To do> Which lines run from the line with "Read out every word on this page." to the end of the entries? Write out exactly those, leaving out the pictures.

Supplied records>
========================

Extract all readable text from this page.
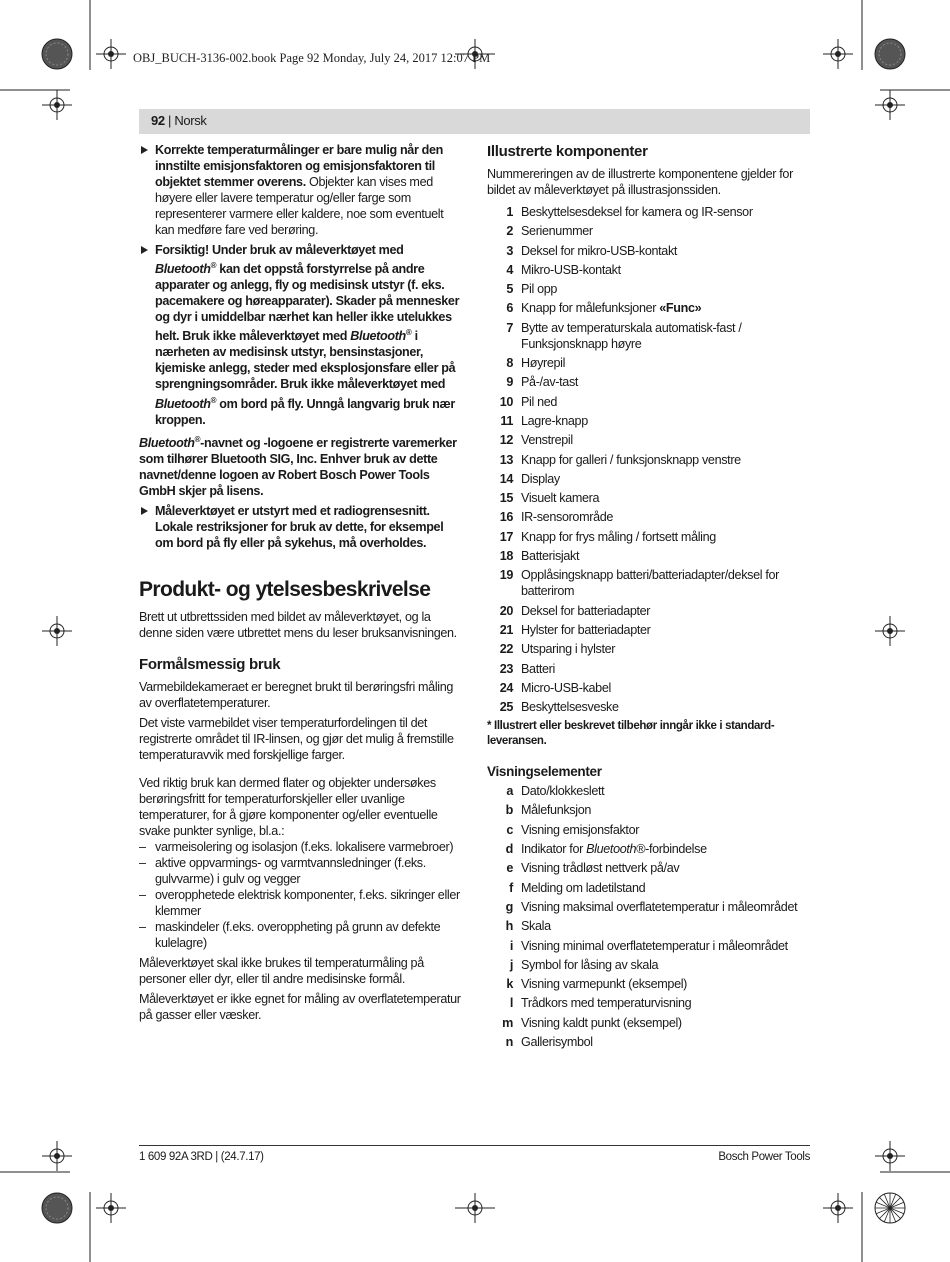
OBJ_BUCH-3136-002.book Page 92 Monday, July 24, 2017 12:07 PM
92 | Norsk
Korrekte temperaturmålinger er bare mulig når den innstilte emisjonsfaktoren og emisjonsfaktoren til objektet stemmer overens. Objekter kan vises med høyere eller lavere temperatur og/eller farge som representerer varmere eller kaldere, noe som eventuelt kan medføre fare ved berøring.
Forsiktig! Under bruk av måleverktøyet med Bluetooth® kan det oppstå forstyrrelse på andre apparater og anlegg, fly og medisinsk utstyr (f. eks. pacemakere og høreapparater). Skader på mennesker og dyr i umiddelbar nærhet kan heller ikke utelukkes helt. Bruk ikke måleverktøyet med Bluetooth® i nærheten av medisinsk utstyr, bensinstasjoner, kjemiske anlegg, steder med eksplosjonsfare eller på sprengningsområder. Bruk ikke måleverktøyet med Bluetooth® om bord på fly. Unngå langvarig bruk nær kroppen.

Bluetooth®-navnet og -logoene er registrerte varemerker som tilhører Bluetooth SIG, Inc. Enhver bruk av dette navnet/denne logoen av Robert Bosch Power Tools GmbH skjer på lisens.

Måleverktøyet er utstyrt med et radiogrensesnitt. Lokale restriksjoner for bruk av dette, for eksempel om bord på fly eller på sykehus, må overholdes.
Produkt- og ytelsesbeskrivelse

Brett ut utbrettssiden med bildet av måleverktøyet, og la denne siden være utbrettet mens du leser bruksanvisningen.

Formålsmessig bruk

Varmebildekameraet er beregnet brukt til berøringsfri måling av overflatetemperaturer.

Det viste varmebildet viser temperaturfordelingen til det registrerte området til IR-linsen, og gjør det mulig å fremstille temperaturavvik med forskjellige farger.

Ved riktig bruk kan dermed flater og objekter undersøkes berøringsfritt for temperaturforskjeller eller uvanlige temperaturer, for å gjøre komponenter og/eller eventuelle svake punkter synlige, bl.a.:

– varmeisolering og isolasjon (f.eks. lokalisere varmebroer)
– aktive oppvarmings- og varmtvannsledninger (f.eks. gulvvarme) i gulv og vegger
– overopphetede elektrisk komponenter, f.eks. sikringer eller klemmer
– maskindeler (f.eks. overoppheting på grunn av defekte kulelagre)

Måleverktøyet skal ikke brukes til temperaturmåling på personer eller dyr, eller til andre medisinske formål.

Måleverktøyet er ikke egnet for måling av overflatetemperatur på gasser eller væsker.

Illustrerte komponenter

Nummereringen av de illustrerte komponentene gjelder for bildet av måleverktøyet på illustrasjonssiden.

1 Beskyttelsesdeksel for kamera og IR-sensor
2 Serienummer
3 Deksel for mikro-USB-kontakt
4 Mikro-USB-kontakt
5 Pil opp
6 Knapp for målefunksjoner «Func»
7 Bytte av temperaturskala automatisk-fast / Funksjonsknapp høyre
8 Høyrepil
9 På-/av-tast
10 Pil ned
11 Lagre-knapp
12 Venstrepil
13 Knapp for galleri / funksjonsknapp venstre
14 Display
15 Visuelt kamera
16 IR-sensorområde
17 Knapp for frys måling / fortsett måling
18 Batterisjakt
19 Opplåsingsknapp batteri/batteriadapter/deksel for batterirom
20 Deksel for batteriadapter
21 Hylster for batteriadapter
22 Utsparing i hylster
23 Batteri
24 Micro-USB-kabel
25 Beskyttelsesveske
* Illustrert eller beskrevet tilbehør inngår ikke i standard-leveransen.
Visningselementer
a Dato/klokkeslett
b Målefunksjon
c Visning emisjonsfaktor
d Indikator for Bluetooth®-forbindelse
e Visning trådløst nettverk på/av
f Melding om ladetilstand
g Visning maksimal overflatetemperatur i måleområdet
h Skala
i Visning minimal overflatetemperatur i måleområdet
j Symbol for låsing av skala
k Visning varmepunkt (eksempel)
l Trådkors med temperaturvisning
m Visning kaldt punkt (eksempel)
n Gallerisymbol
1 609 92A 3RD | (24.7.17)	Bosch Power Tools
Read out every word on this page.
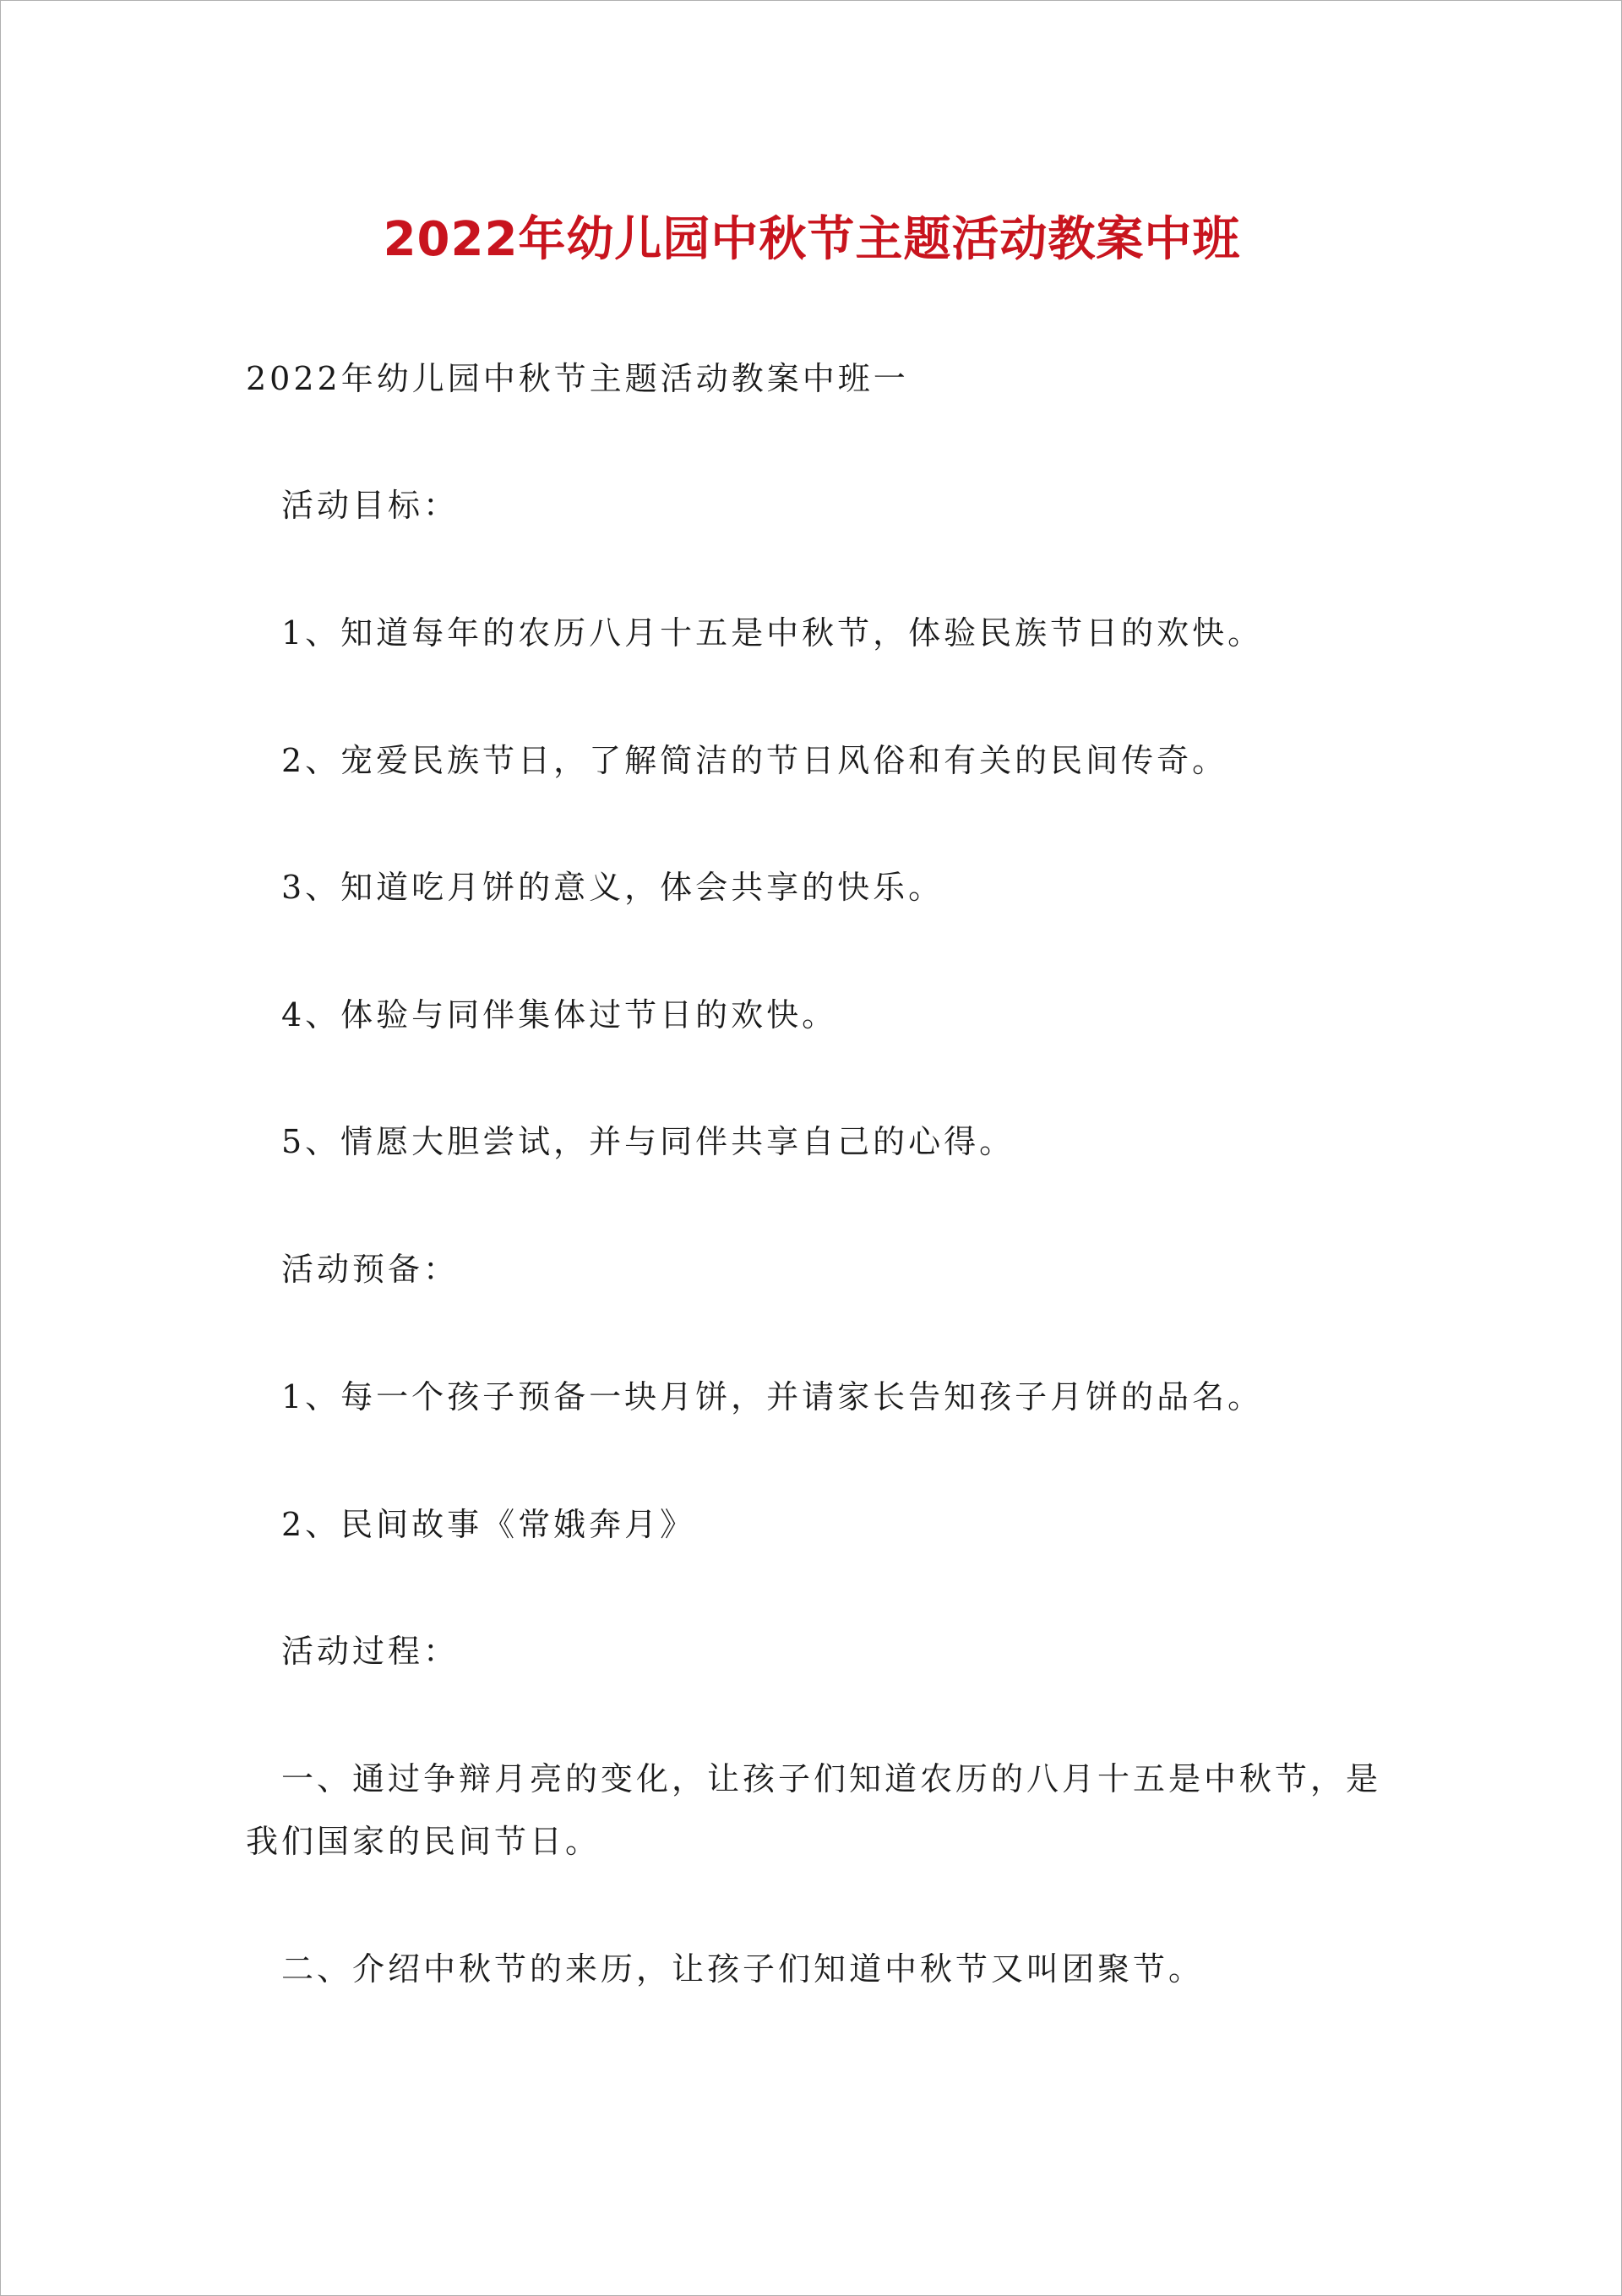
2022年幼儿园中秋节主题活动教案中班

2022年幼儿园中秋节主题活动教案中班一

活动目标：

1、知道每年的农历八月十五是中秋节，体验民族节日的欢快。

2、宠爱民族节日，了解简洁的节日风俗和有关的民间传奇。

3、知道吃月饼的意义，体会共享的快乐。

4、体验与同伴集体过节日的欢快。

5、情愿大胆尝试，并与同伴共享自己的心得。

活动预备：

1、每一个孩子预备一块月饼，并请家长告知孩子月饼的品名。

2、民间故事《常娥奔月》

活动过程：

一、通过争辩月亮的变化，让孩子们知道农历的八月十五是中秋节，是我们国家的民间节日。

二、介绍中秋节的来历，让孩子们知道中秋节又叫团聚节。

========================

Right answer>
Read out every word on this page.
2022年幼儿园中秋节主题活动教案中班

2022年幼儿园中秋节主题活动教案中班一

活动目标：

1、知道每年的农历八月十五是中秋节，体验民族节日的欢快。

2、宠爱民族节日，了解简洁的节日风俗和有关的民间传奇。

3、知道吃月饼的意义，体会共享的快乐。

4、体验与同伴集体过节日的欢快。

5、情愿大胆尝试，并与同伴共享自己的心得。

活动预备：

1、每一个孩子预备一块月饼，并请家长告知孩子月饼的品名。

2、民间故事《常娥奔月》

活动过程：

一、通过争辩月亮的变化，让孩子们知道农历的八月十五是中秋节，是我们国家的民间节日。

二、介绍中秋节的来历，让孩子们知道中秋节又叫团聚节。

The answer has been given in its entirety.